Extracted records
================

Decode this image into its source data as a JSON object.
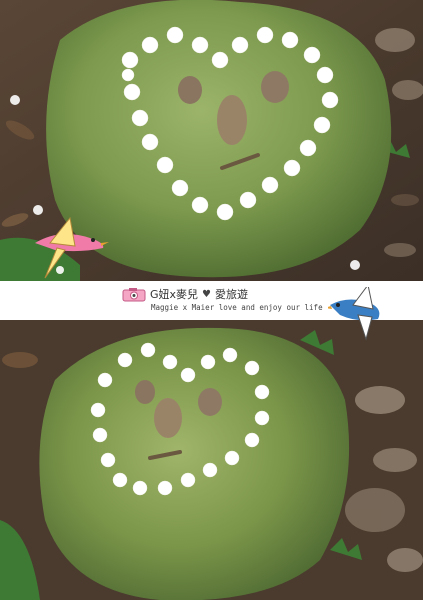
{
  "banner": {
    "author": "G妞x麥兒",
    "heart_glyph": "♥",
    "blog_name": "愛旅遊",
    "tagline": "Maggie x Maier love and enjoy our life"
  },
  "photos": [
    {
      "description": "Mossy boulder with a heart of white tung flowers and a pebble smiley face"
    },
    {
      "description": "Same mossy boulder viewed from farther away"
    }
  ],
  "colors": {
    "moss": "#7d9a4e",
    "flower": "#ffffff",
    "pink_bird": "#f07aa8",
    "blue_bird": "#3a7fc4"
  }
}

================

» **Task objective**:
Skip the pictures and print each record exactly as it stands.

» **Task solution**:
Decode this image into its source data as a JSON object.
{
  "banner": {
    "author": "G妞x麥兒",
    "heart_glyph": "♥",
    "blog_name": "愛旅遊",
    "tagline": "Maggie x Maier love and enjoy our life"
  },
  "photos": [
    {
      "description": "Mossy boulder with a heart of white tung flowers and a pebble smiley face"
    },
    {
      "description": "Same mossy boulder viewed from farther away"
    }
  ],
  "colors": {
    "moss": "#7d9a4e",
    "flower": "#ffffff",
    "pink_bird": "#f07aa8",
    "blue_bird": "#3a7fc4"
  }
}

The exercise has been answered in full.